- _GIVEN RECORDS_:
....
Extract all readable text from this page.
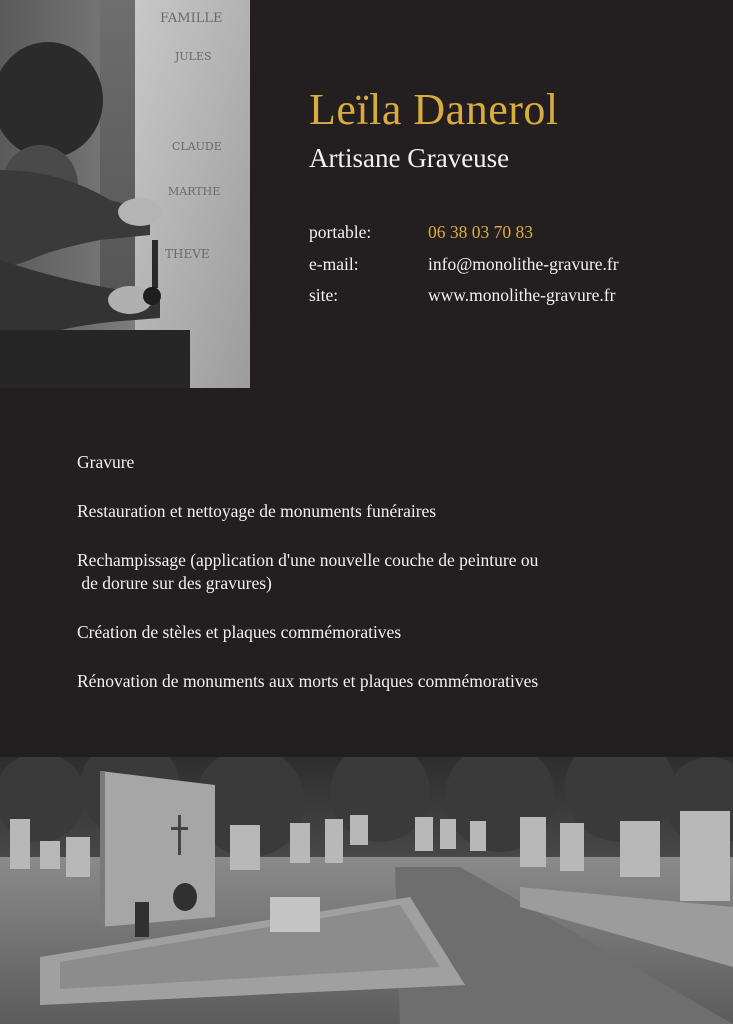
FAMILLE
JULES
CLAUDE
MARTHE
THEVE
Leïla Danerol
Artisane Graveuse
portable:	06 38 03 70 83
e-mail:	info@monolithe-gravure.fr
site:	www.monolithe-gravure.fr
Gravure
Restauration et nettoyage de monuments funéraires
Rechampissage (application d'une nouvelle couche de peinture ou
de dorure sur des gravures)
Création de stèles et plaques commémoratives
Rénovation de monuments aux morts et plaques commémoratives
....
Exactly reproduce each record, leaving out any pictures.

Extract all readable text from this page.
FAMILLE
JULES
CLAUDE
MARTHE
THEVE
Leïla Danerol
Artisane Graveuse
portable:	06 38 03 70 83
e-mail:	info@monolithe-gravure.fr
site:	www.monolithe-gravure.fr
Gravure
Restauration et nettoyage de monuments funéraires
Rechampissage (application d'une nouvelle couche de peinture ou
de dorure sur des gravures)
Création de stèles et plaques commémoratives
Rénovation de monuments aux morts et plaques commémoratives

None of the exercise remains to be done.